[Stored data entries]
★ ★ ★ ★
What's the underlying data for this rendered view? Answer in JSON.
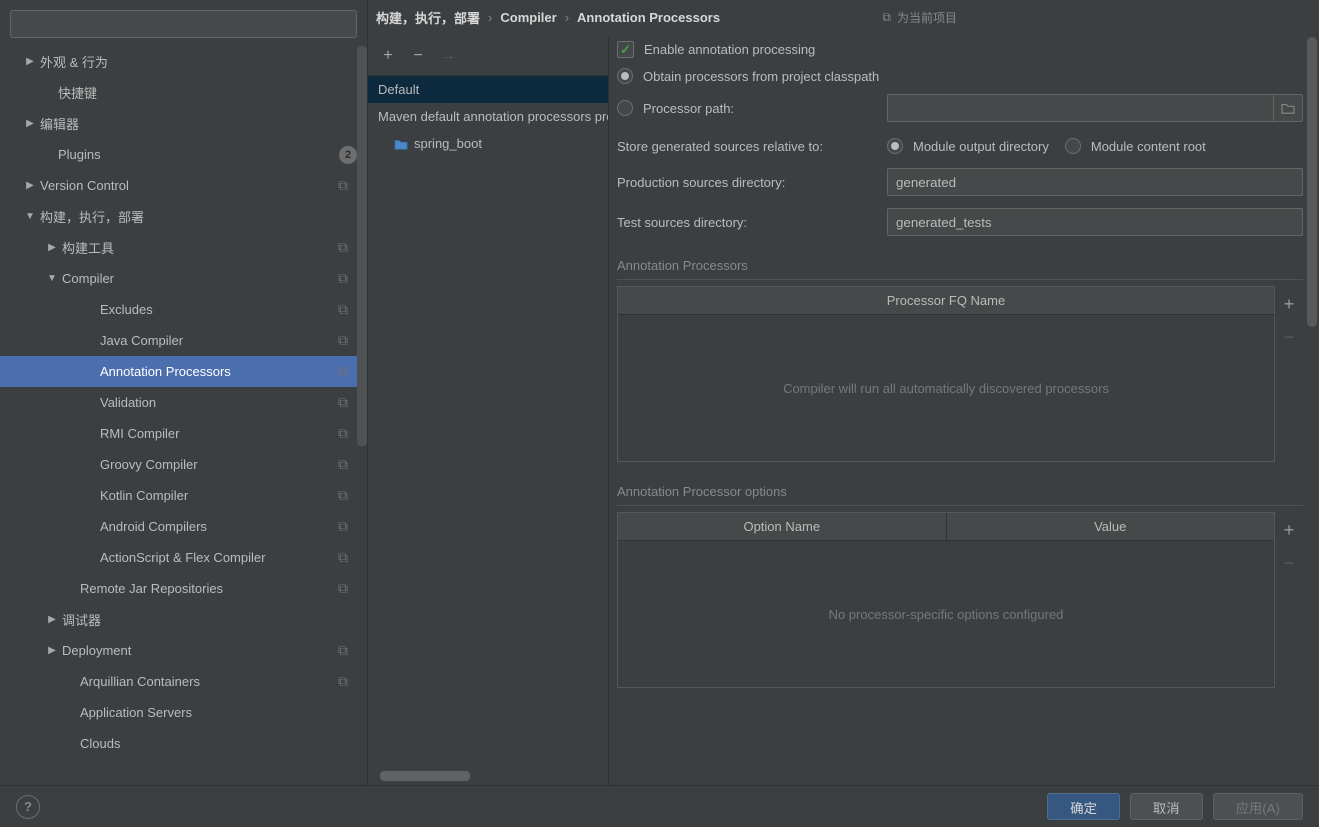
{
  "sidebar": {
    "search_placeholder": "",
    "items": [
      {
        "label": "外观 & 行为",
        "arrow": "▶",
        "indent": 24,
        "badge": "",
        "count": ""
      },
      {
        "label": "快捷键",
        "arrow": "",
        "indent": 42,
        "badge": "",
        "count": ""
      },
      {
        "label": "编辑器",
        "arrow": "▶",
        "indent": 24,
        "badge": "",
        "count": ""
      },
      {
        "label": "Plugins",
        "arrow": "",
        "indent": 42,
        "badge": "",
        "count": "2"
      },
      {
        "label": "Version Control",
        "arrow": "▶",
        "indent": 24,
        "badge": "⧉",
        "count": ""
      },
      {
        "label": "构建，执行，部署",
        "arrow": "▼",
        "indent": 24,
        "badge": "",
        "count": ""
      },
      {
        "label": "构建工具",
        "arrow": "▶",
        "indent": 46,
        "badge": "⧉",
        "count": ""
      },
      {
        "label": "Compiler",
        "arrow": "▼",
        "indent": 46,
        "badge": "⧉",
        "count": ""
      },
      {
        "label": "Excludes",
        "arrow": "",
        "indent": 84,
        "badge": "⧉",
        "count": ""
      },
      {
        "label": "Java Compiler",
        "arrow": "",
        "indent": 84,
        "badge": "⧉",
        "count": ""
      },
      {
        "label": "Annotation Processors",
        "arrow": "",
        "indent": 84,
        "badge": "⧉",
        "count": "",
        "selected": true
      },
      {
        "label": "Validation",
        "arrow": "",
        "indent": 84,
        "badge": "⧉",
        "count": ""
      },
      {
        "label": "RMI Compiler",
        "arrow": "",
        "indent": 84,
        "badge": "⧉",
        "count": ""
      },
      {
        "label": "Groovy Compiler",
        "arrow": "",
        "indent": 84,
        "badge": "⧉",
        "count": ""
      },
      {
        "label": "Kotlin Compiler",
        "arrow": "",
        "indent": 84,
        "badge": "⧉",
        "count": ""
      },
      {
        "label": "Android Compilers",
        "arrow": "",
        "indent": 84,
        "badge": "⧉",
        "count": ""
      },
      {
        "label": "ActionScript & Flex Compiler",
        "arrow": "",
        "indent": 84,
        "badge": "⧉",
        "count": ""
      },
      {
        "label": "Remote Jar Repositories",
        "arrow": "",
        "indent": 64,
        "badge": "⧉",
        "count": ""
      },
      {
        "label": "调试器",
        "arrow": "▶",
        "indent": 46,
        "badge": "",
        "count": ""
      },
      {
        "label": "Deployment",
        "arrow": "▶",
        "indent": 46,
        "badge": "⧉",
        "count": ""
      },
      {
        "label": "Arquillian Containers",
        "arrow": "",
        "indent": 64,
        "badge": "⧉",
        "count": ""
      },
      {
        "label": "Application Servers",
        "arrow": "",
        "indent": 64,
        "badge": "",
        "count": ""
      },
      {
        "label": "Clouds",
        "arrow": "",
        "indent": 64,
        "badge": "",
        "count": ""
      }
    ]
  },
  "profiles": {
    "items": [
      {
        "label": "Default",
        "selected": true
      },
      {
        "label": "Maven default annotation processors profile"
      },
      {
        "label": "spring_boot",
        "child": true
      }
    ]
  },
  "breadcrumb": {
    "root": "构建，执行，部署",
    "mid": "Compiler",
    "leaf": "Annotation Processors",
    "project_icon": "⧉",
    "project_label": "为当前项目"
  },
  "form": {
    "enable_label": "Enable annotation processing",
    "obtain_label": "Obtain processors from project classpath",
    "processor_path_label": "Processor path:",
    "processor_path_value": "",
    "store_label": "Store generated sources relative to:",
    "store_opt1": "Module output directory",
    "store_opt2": "Module content root",
    "prod_dir_label": "Production sources directory:",
    "prod_dir_value": "generated",
    "test_dir_label": "Test sources directory:",
    "test_dir_value": "generated_tests"
  },
  "processors_table": {
    "title": "Annotation Processors",
    "header": "Processor FQ Name",
    "empty": "Compiler will run all automatically discovered processors"
  },
  "options_table": {
    "title": "Annotation Processor options",
    "col1": "Option Name",
    "col2": "Value",
    "empty": "No processor-specific options configured"
  },
  "footer": {
    "ok": "确定",
    "cancel": "取消",
    "apply": "应用(A)"
  }
}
★ ★ ★ ★
# What to do
Copy the material exactly. Do not include the pictures.

# Answer to this task
What's the underlying data for this rendered view? Answer in JSON.
{
  "sidebar": {
    "search_placeholder": "",
    "items": [
      {
        "label": "外观 & 行为",
        "arrow": "▶",
        "indent": 24,
        "badge": "",
        "count": ""
      },
      {
        "label": "快捷键",
        "arrow": "",
        "indent": 42,
        "badge": "",
        "count": ""
      },
      {
        "label": "编辑器",
        "arrow": "▶",
        "indent": 24,
        "badge": "",
        "count": ""
      },
      {
        "label": "Plugins",
        "arrow": "",
        "indent": 42,
        "badge": "",
        "count": "2"
      },
      {
        "label": "Version Control",
        "arrow": "▶",
        "indent": 24,
        "badge": "⧉",
        "count": ""
      },
      {
        "label": "构建，执行，部署",
        "arrow": "▼",
        "indent": 24,
        "badge": "",
        "count": ""
      },
      {
        "label": "构建工具",
        "arrow": "▶",
        "indent": 46,
        "badge": "⧉",
        "count": ""
      },
      {
        "label": "Compiler",
        "arrow": "▼",
        "indent": 46,
        "badge": "⧉",
        "count": ""
      },
      {
        "label": "Excludes",
        "arrow": "",
        "indent": 84,
        "badge": "⧉",
        "count": ""
      },
      {
        "label": "Java Compiler",
        "arrow": "",
        "indent": 84,
        "badge": "⧉",
        "count": ""
      },
      {
        "label": "Annotation Processors",
        "arrow": "",
        "indent": 84,
        "badge": "⧉",
        "count": "",
        "selected": true
      },
      {
        "label": "Validation",
        "arrow": "",
        "indent": 84,
        "badge": "⧉",
        "count": ""
      },
      {
        "label": "RMI Compiler",
        "arrow": "",
        "indent": 84,
        "badge": "⧉",
        "count": ""
      },
      {
        "label": "Groovy Compiler",
        "arrow": "",
        "indent": 84,
        "badge": "⧉",
        "count": ""
      },
      {
        "label": "Kotlin Compiler",
        "arrow": "",
        "indent": 84,
        "badge": "⧉",
        "count": ""
      },
      {
        "label": "Android Compilers",
        "arrow": "",
        "indent": 84,
        "badge": "⧉",
        "count": ""
      },
      {
        "label": "ActionScript & Flex Compiler",
        "arrow": "",
        "indent": 84,
        "badge": "⧉",
        "count": ""
      },
      {
        "label": "Remote Jar Repositories",
        "arrow": "",
        "indent": 64,
        "badge": "⧉",
        "count": ""
      },
      {
        "label": "调试器",
        "arrow": "▶",
        "indent": 46,
        "badge": "",
        "count": ""
      },
      {
        "label": "Deployment",
        "arrow": "▶",
        "indent": 46,
        "badge": "⧉",
        "count": ""
      },
      {
        "label": "Arquillian Containers",
        "arrow": "",
        "indent": 64,
        "badge": "⧉",
        "count": ""
      },
      {
        "label": "Application Servers",
        "arrow": "",
        "indent": 64,
        "badge": "",
        "count": ""
      },
      {
        "label": "Clouds",
        "arrow": "",
        "indent": 64,
        "badge": "",
        "count": ""
      }
    ]
  },
  "profiles": {
    "items": [
      {
        "label": "Default",
        "selected": true
      },
      {
        "label": "Maven default annotation processors profile"
      },
      {
        "label": "spring_boot",
        "child": true
      }
    ]
  },
  "breadcrumb": {
    "root": "构建，执行，部署",
    "mid": "Compiler",
    "leaf": "Annotation Processors",
    "project_icon": "⧉",
    "project_label": "为当前项目"
  },
  "form": {
    "enable_label": "Enable annotation processing",
    "obtain_label": "Obtain processors from project classpath",
    "processor_path_label": "Processor path:",
    "processor_path_value": "",
    "store_label": "Store generated sources relative to:",
    "store_opt1": "Module output directory",
    "store_opt2": "Module content root",
    "prod_dir_label": "Production sources directory:",
    "prod_dir_value": "generated",
    "test_dir_label": "Test sources directory:",
    "test_dir_value": "generated_tests"
  },
  "processors_table": {
    "title": "Annotation Processors",
    "header": "Processor FQ Name",
    "empty": "Compiler will run all automatically discovered processors"
  },
  "options_table": {
    "title": "Annotation Processor options",
    "col1": "Option Name",
    "col2": "Value",
    "empty": "No processor-specific options configured"
  },
  "footer": {
    "ok": "确定",
    "cancel": "取消",
    "apply": "应用(A)"
  }
}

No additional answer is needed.